* Record extracts *

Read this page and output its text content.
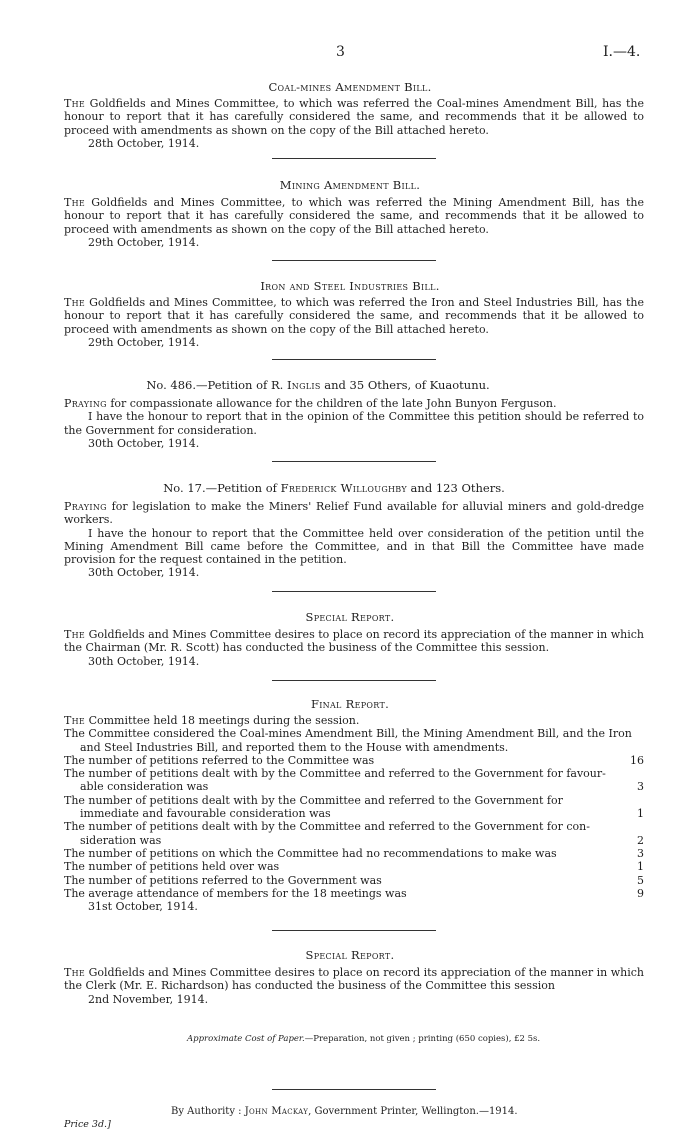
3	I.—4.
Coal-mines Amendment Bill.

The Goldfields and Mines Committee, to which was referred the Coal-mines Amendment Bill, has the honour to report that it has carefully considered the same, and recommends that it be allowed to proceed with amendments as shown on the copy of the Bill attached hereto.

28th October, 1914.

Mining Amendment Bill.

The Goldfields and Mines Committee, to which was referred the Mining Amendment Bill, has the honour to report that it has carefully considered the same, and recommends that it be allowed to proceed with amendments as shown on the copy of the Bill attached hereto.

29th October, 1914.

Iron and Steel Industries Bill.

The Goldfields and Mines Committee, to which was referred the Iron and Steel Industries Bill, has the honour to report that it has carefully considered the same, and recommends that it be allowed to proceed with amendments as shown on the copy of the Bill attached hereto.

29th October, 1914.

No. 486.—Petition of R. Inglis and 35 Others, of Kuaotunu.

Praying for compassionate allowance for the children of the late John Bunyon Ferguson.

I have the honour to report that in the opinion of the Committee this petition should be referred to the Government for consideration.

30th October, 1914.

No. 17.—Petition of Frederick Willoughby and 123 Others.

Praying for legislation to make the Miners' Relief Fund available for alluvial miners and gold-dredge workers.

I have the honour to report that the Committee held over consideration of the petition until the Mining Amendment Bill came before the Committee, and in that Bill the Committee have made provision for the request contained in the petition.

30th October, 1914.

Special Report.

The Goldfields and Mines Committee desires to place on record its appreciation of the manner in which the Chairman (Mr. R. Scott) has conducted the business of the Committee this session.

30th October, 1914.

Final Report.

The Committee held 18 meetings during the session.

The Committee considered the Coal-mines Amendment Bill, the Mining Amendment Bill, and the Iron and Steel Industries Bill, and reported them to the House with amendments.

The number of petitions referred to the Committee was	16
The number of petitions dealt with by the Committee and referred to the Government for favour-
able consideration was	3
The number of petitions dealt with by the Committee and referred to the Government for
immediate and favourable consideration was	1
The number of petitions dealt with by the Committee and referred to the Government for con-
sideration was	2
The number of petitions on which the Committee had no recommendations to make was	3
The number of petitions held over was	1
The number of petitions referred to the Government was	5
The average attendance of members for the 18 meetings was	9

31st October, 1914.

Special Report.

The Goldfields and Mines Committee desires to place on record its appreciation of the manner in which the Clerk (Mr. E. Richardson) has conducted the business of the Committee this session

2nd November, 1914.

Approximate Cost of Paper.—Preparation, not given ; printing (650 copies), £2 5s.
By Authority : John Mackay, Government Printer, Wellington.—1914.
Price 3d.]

* * *

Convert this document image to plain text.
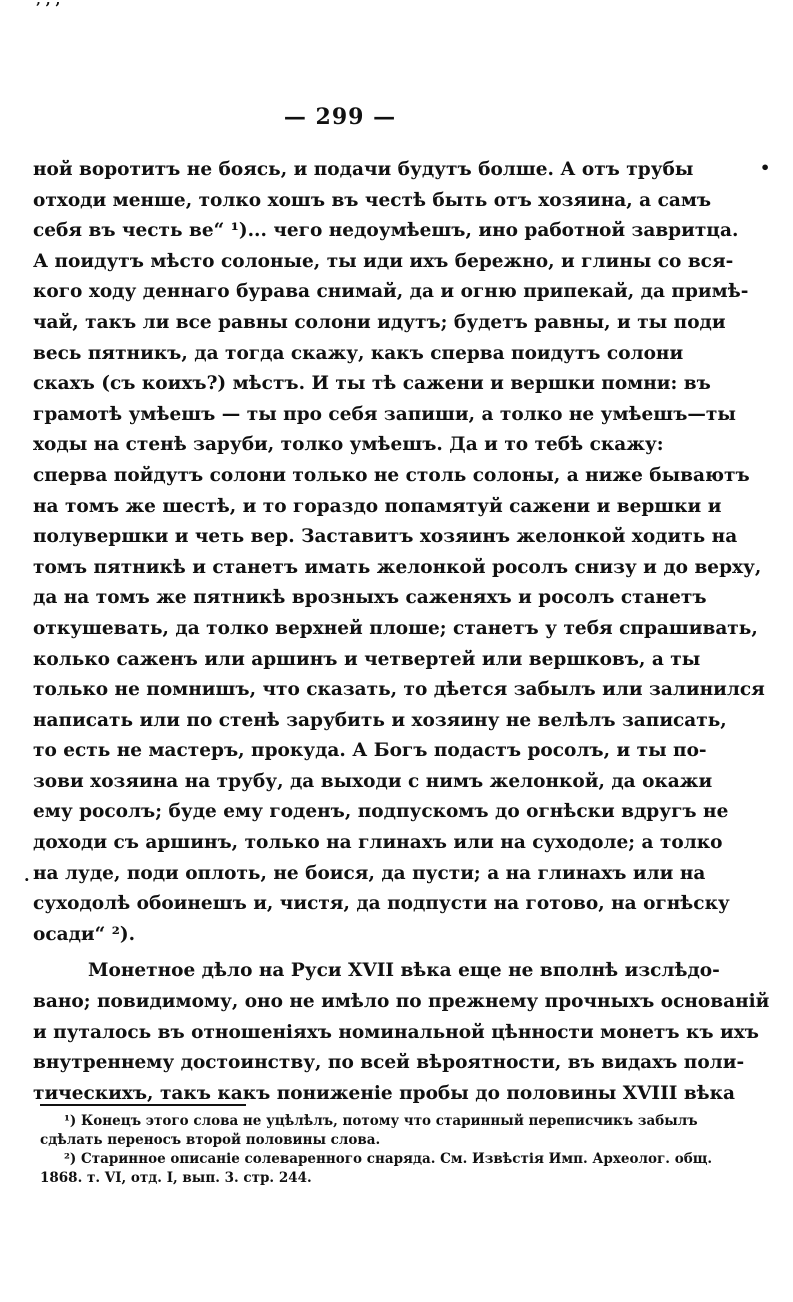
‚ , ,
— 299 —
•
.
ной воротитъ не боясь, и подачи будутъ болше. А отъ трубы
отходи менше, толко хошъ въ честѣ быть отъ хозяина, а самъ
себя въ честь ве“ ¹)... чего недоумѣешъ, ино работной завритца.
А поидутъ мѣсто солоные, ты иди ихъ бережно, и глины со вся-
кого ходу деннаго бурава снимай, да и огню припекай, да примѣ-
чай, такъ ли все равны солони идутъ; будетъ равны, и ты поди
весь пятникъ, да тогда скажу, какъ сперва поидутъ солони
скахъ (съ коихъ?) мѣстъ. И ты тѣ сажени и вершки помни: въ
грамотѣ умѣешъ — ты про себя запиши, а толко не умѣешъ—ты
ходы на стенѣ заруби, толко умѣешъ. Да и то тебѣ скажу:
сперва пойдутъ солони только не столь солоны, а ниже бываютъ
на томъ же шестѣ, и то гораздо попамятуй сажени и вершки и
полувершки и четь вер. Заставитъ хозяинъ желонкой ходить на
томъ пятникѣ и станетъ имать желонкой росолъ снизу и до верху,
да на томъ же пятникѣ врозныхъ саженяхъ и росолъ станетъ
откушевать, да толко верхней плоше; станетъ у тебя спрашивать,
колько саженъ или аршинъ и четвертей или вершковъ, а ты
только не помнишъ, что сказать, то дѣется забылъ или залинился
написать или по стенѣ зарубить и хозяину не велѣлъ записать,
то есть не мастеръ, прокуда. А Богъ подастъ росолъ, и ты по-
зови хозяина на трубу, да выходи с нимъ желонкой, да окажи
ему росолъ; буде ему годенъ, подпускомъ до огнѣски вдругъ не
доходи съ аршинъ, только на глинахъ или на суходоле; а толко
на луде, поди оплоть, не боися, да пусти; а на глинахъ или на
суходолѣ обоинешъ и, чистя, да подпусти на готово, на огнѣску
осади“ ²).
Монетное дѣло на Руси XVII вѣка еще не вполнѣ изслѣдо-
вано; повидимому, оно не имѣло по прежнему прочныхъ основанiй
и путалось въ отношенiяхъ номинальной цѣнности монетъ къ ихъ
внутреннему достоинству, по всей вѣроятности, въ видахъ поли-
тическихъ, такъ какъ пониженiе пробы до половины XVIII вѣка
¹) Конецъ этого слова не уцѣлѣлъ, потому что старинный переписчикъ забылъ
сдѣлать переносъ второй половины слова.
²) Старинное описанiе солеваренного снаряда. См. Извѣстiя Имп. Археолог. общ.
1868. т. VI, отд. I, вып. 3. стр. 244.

* What to produce *
Report each line of the material above where the word "желонкой" appears.

* Full solution *
полувершки и четь вер. Заставитъ хозяинъ желонкой ходить на
томъ пятникѣ и станетъ имать желонкой росолъ снизу и до верху,
зови хозяина на трубу, да выходи с нимъ желонкой, да окажи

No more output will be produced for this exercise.